**RECORDS SUPPLIED:**
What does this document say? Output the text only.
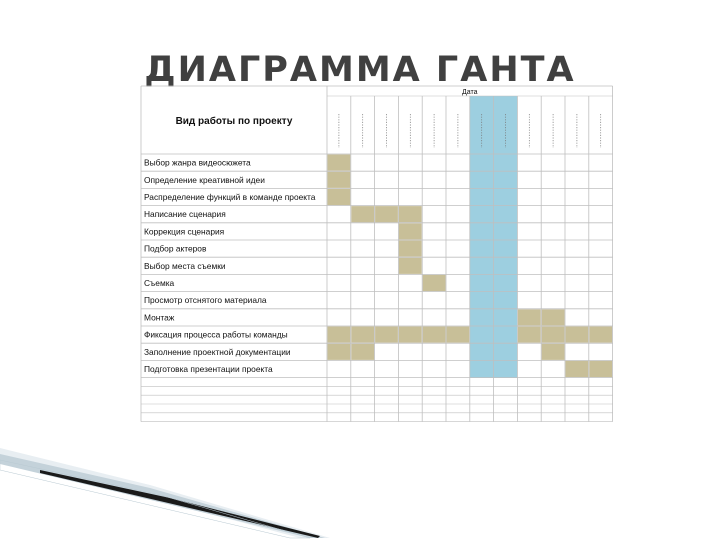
ДИАГРАММА ГАНТА
Вид работы по проекту
Дата
Выбор жанра видеосюжета
Определение креативной идеи
Распределение функций в команде проекта
Написание сценария
Коррекция сценария
Подбор актеров
Выбор места съемки
Съемка
Просмотр отснятого материала
Монтаж
Фиксация процесса работы команды
Заполнение проектной документации
Подготовка презентации проекта
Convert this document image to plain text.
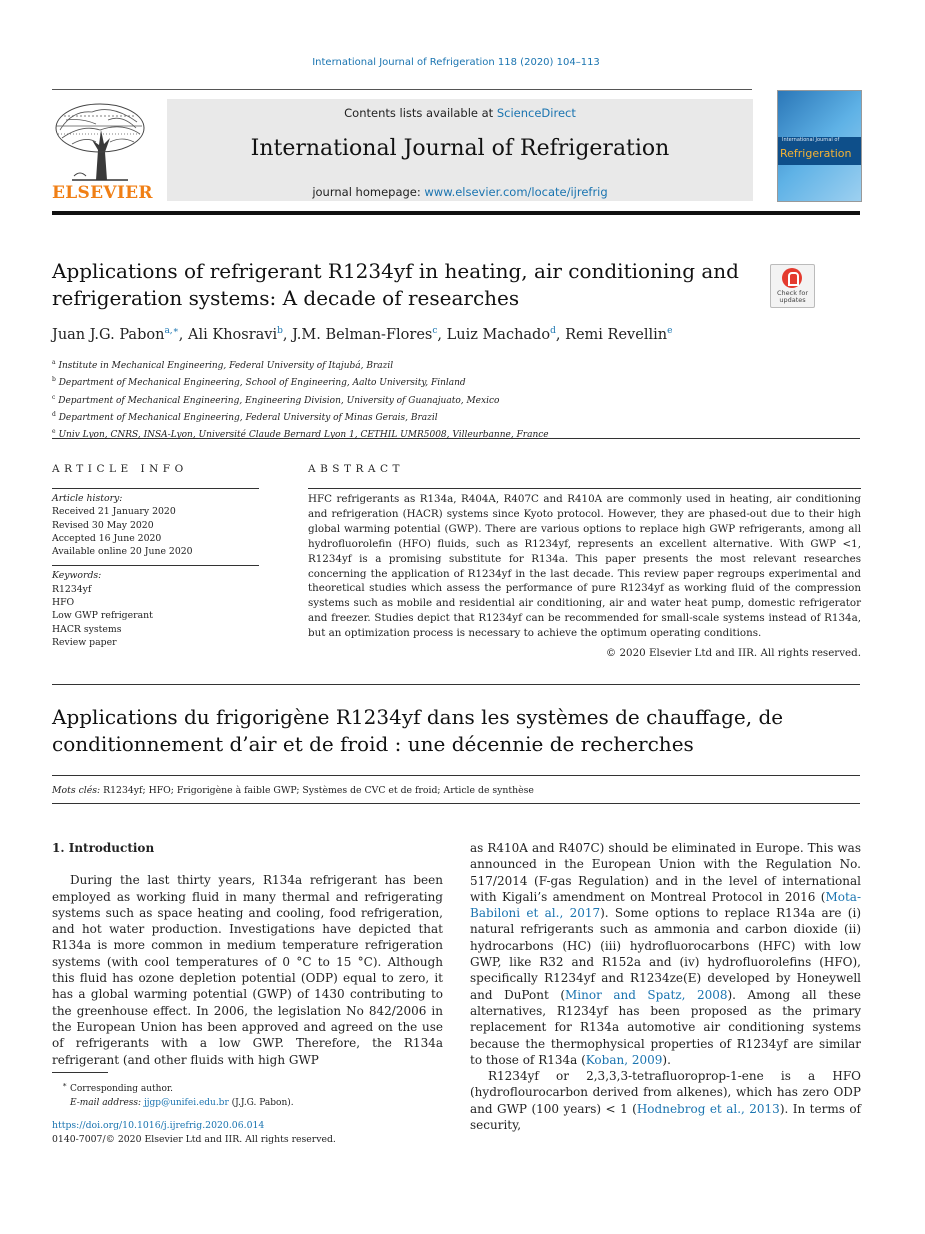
International Journal of Refrigeration 118 (2020) 104–113
ELSEVIER
Contents lists available at ScienceDirect
International Journal of Refrigeration
journal homepage: www.elsevier.com/locate/ijrefrig
International Journal of
Refrigeration
Applications of refrigerant R1234yf in heating, air conditioning and refrigeration systems: A decade of researches	Check for updates
Juan J.G. Pabon$^{a,∗}$, Ali Khosravi$^b$, J.M. Belman-Flores$^c$, Luiz Machado$^d$, Remi Revellin$^e$
$^a$ Institute in Mechanical Engineering, Federal University of Itajubá, Brazil
$^b$ Department of Mechanical Engineering, School of Engineering, Aalto University, Finland
$^c$ Department of Mechanical Engineering, Engineering Division, University of Guanajuato, Mexico
$^d$ Department of Mechanical Engineering, Federal University of Minas Gerais, Brazil
$^e$ Univ Lyon, CNRS, INSA-Lyon, Université Claude Bernard Lyon 1, CETHIL UMR5008, Villeurbanne, France
ARTICLE INFO
Article history:
Received 21 January 2020
Revised 30 May 2020
Accepted 16 June 2020
Available online 20 June 2020
Keywords:
R1234yf
HFO
Low GWP refrigerant
HACR systems
Review paper
ABSTRACT
HFC refrigerants as R134a, R404A, R407C and R410A are commonly used in heating, air conditioning and refrigeration (HACR) systems since Kyoto protocol. However, they are phased-out due to their high global warming potential (GWP). There are various options to replace high GWP refrigerants, among all hydrofluorolefin (HFO) fluids, such as R1234yf, represents an excellent alternative. With GWP <1, R1234yf is a promising substitute for R134a. This paper presents the most relevant researches concerning the application of R1234yf in the last decade. This review paper regroups experimental and theoretical studies which assess the performance of pure R1234yf as working fluid of the compression systems such as mobile and residential air conditioning, air and water heat pump, domestic refrigerator and freezer. Studies depict that R1234yf can be recommended for small-scale systems instead of R134a, but an optimization process is necessary to achieve the optimum operating conditions.
© 2020 Elsevier Ltd and IIR. All rights reserved.
Applications du frigorigène R1234yf dans les systèmes de chauffage, de conditionnement d’air et de froid : une décennie de recherches
Mots clés: R1234yf; HFO; Frigorigène à faible GWP; Systèmes de CVC et de froid; Article de synthèse
1. Introduction

During the last thirty years, R134a refrigerant has been employed as working fluid in many thermal and refrigerating systems such as space heating and cooling, food refrigeration, and hot water production. Investigations have depicted that R134a is more common in medium temperature refrigeration systems (with cool temperatures of 0 °C to 15 °C). Although this fluid has ozone depletion potential (ODP) equal to zero, it has a global warming potential (GWP) of 1430 contributing to the greenhouse effect. In 2006, the legislation No 842/2006 in the European Union has been approved and agreed on the use of refrigerants with a low GWP. Therefore, the R134a refrigerant (and other fluids with high GWP

as R410A and R407C) should be eliminated in Europe. This was announced in the European Union with the Regulation No. 517/2014 (F-gas Regulation) and in the level of international with Kigali’s amendment on Montreal Protocol in 2016 (Mota-Babiloni et al., 2017). Some options to replace R134a are (i) natural refrigerants such as ammonia and carbon dioxide (ii) hydrocarbons (HC) (iii) hydrofluorocarbons (HFC) with low GWP, like R32 and R152a and (iv) hydrofluorolefins (HFO), specifically R1234yf and R1234ze(E) developed by Honeywell and DuPont (Minor and Spatz, 2008). Among all these alternatives, R1234yf has been proposed as the primary replacement for R134a automotive air conditioning systems because the thermophysical properties of R1234yf are similar to those of R134a (Koban, 2009).

R1234yf or 2,3,3,3-tetrafluoroprop-1-ene is a HFO (hydroflourocarbon derived from alkenes), which has zero ODP and GWP (100 years) < 1 (Hodnebrog et al., 2013). In terms of security,

∗ Corresponding author.
E-mail address: jjgp@unifei.edu.br (J.J.G. Pabon).
https://doi.org/10.1016/j.ijrefrig.2020.06.014
0140-7007/© 2020 Elsevier Ltd and IIR. All rights reserved.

**REQUIREMENTS:** Print all the records again exactly; do not include any picture.

**WORKED SOLUTION:**
What does this document say? Output the text only.
ДИАГРАММА ГАНТА
Вид работы по проекту
Дата
Выбор жанра видеосюжета
Определение креативной идеи
Распределение функций в команде проекта
Написание сценария
Коррекция сценария
Подбор актеров
Выбор места съемки
Съемка
Просмотр отснятого материала
Монтаж
Фиксация процесса работы команды
Заполнение проектной документации
Подготовка презентации проекта
Convert this document image to plain text.
International Journal of Refrigeration 118 (2020) 104–113
ELSEVIER
Contents lists available at ScienceDirect
International Journal of Refrigeration
journal homepage: www.elsevier.com/locate/ijrefrig
International Journal of
Refrigeration
Applications of refrigerant R1234yf in heating, air conditioning and refrigeration systems: A decade of researches	Check for updates
Juan J.G. Pabon$^{a,∗}$, Ali Khosravi$^b$, J.M. Belman-Flores$^c$, Luiz Machado$^d$, Remi Revellin$^e$
$^a$ Institute in Mechanical Engineering, Federal University of Itajubá, Brazil
$^b$ Department of Mechanical Engineering, School of Engineering, Aalto University, Finland
$^c$ Department of Mechanical Engineering, Engineering Division, University of Guanajuato, Mexico
$^d$ Department of Mechanical Engineering, Federal University of Minas Gerais, Brazil
$^e$ Univ Lyon, CNRS, INSA-Lyon, Université Claude Bernard Lyon 1, CETHIL UMR5008, Villeurbanne, France
ARTICLE INFO
Article history:
Received 21 January 2020
Revised 30 May 2020
Accepted 16 June 2020
Available online 20 June 2020
Keywords:
R1234yf
HFO
Low GWP refrigerant
HACR systems
Review paper
ABSTRACT
HFC refrigerants as R134a, R404A, R407C and R410A are commonly used in heating, air conditioning and refrigeration (HACR) systems since Kyoto protocol. However, they are phased-out due to their high global warming potential (GWP). There are various options to replace high GWP refrigerants, among all hydrofluorolefin (HFO) fluids, such as R1234yf, represents an excellent alternative. With GWP <1, R1234yf is a promising substitute for R134a. This paper presents the most relevant researches concerning the application of R1234yf in the last decade. This review paper regroups experimental and theoretical studies which assess the performance of pure R1234yf as working fluid of the compression systems such as mobile and residential air conditioning, air and water heat pump, domestic refrigerator and freezer. Studies depict that R1234yf can be recommended for small-scale systems instead of R134a, but an optimization process is necessary to achieve the optimum operating conditions.
© 2020 Elsevier Ltd and IIR. All rights reserved.
Applications du frigorigène R1234yf dans les systèmes de chauffage, de conditionnement d’air et de froid : une décennie de recherches
Mots clés: R1234yf; HFO; Frigorigène à faible GWP; Systèmes de CVC et de froid; Article de synthèse
1. Introduction

During the last thirty years, R134a refrigerant has been employed as working fluid in many thermal and refrigerating systems such as space heating and cooling, food refrigeration, and hot water production. Investigations have depicted that R134a is more common in medium temperature refrigeration systems (with cool temperatures of 0 °C to 15 °C). Although this fluid has ozone depletion potential (ODP) equal to zero, it has a global warming potential (GWP) of 1430 contributing to the greenhouse effect. In 2006, the legislation No 842/2006 in the European Union has been approved and agreed on the use of refrigerants with a low GWP. Therefore, the R134a refrigerant (and other fluids with high GWP

as R410A and R407C) should be eliminated in Europe. This was announced in the European Union with the Regulation No. 517/2014 (F-gas Regulation) and in the level of international with Kigali’s amendment on Montreal Protocol in 2016 (Mota-Babiloni et al., 2017). Some options to replace R134a are (i) natural refrigerants such as ammonia and carbon dioxide (ii) hydrocarbons (HC) (iii) hydrofluorocarbons (HFC) with low GWP, like R32 and R152a and (iv) hydrofluorolefins (HFO), specifically R1234yf and R1234ze(E) developed by Honeywell and DuPont (Minor and Spatz, 2008). Among all these alternatives, R1234yf has been proposed as the primary replacement for R134a automotive air conditioning systems because the thermophysical properties of R1234yf are similar to those of R134a (Koban, 2009).

R1234yf or 2,3,3,3-tetrafluoroprop-1-ene is a HFO (hydroflourocarbon derived from alkenes), which has zero ODP and GWP (100 years) < 1 (Hodnebrog et al., 2013). In terms of security,

∗ Corresponding author.
E-mail address: jjgp@unifei.edu.br (J.J.G. Pabon).
https://doi.org/10.1016/j.ijrefrig.2020.06.014
0140-7007/© 2020 Elsevier Ltd and IIR. All rights reserved.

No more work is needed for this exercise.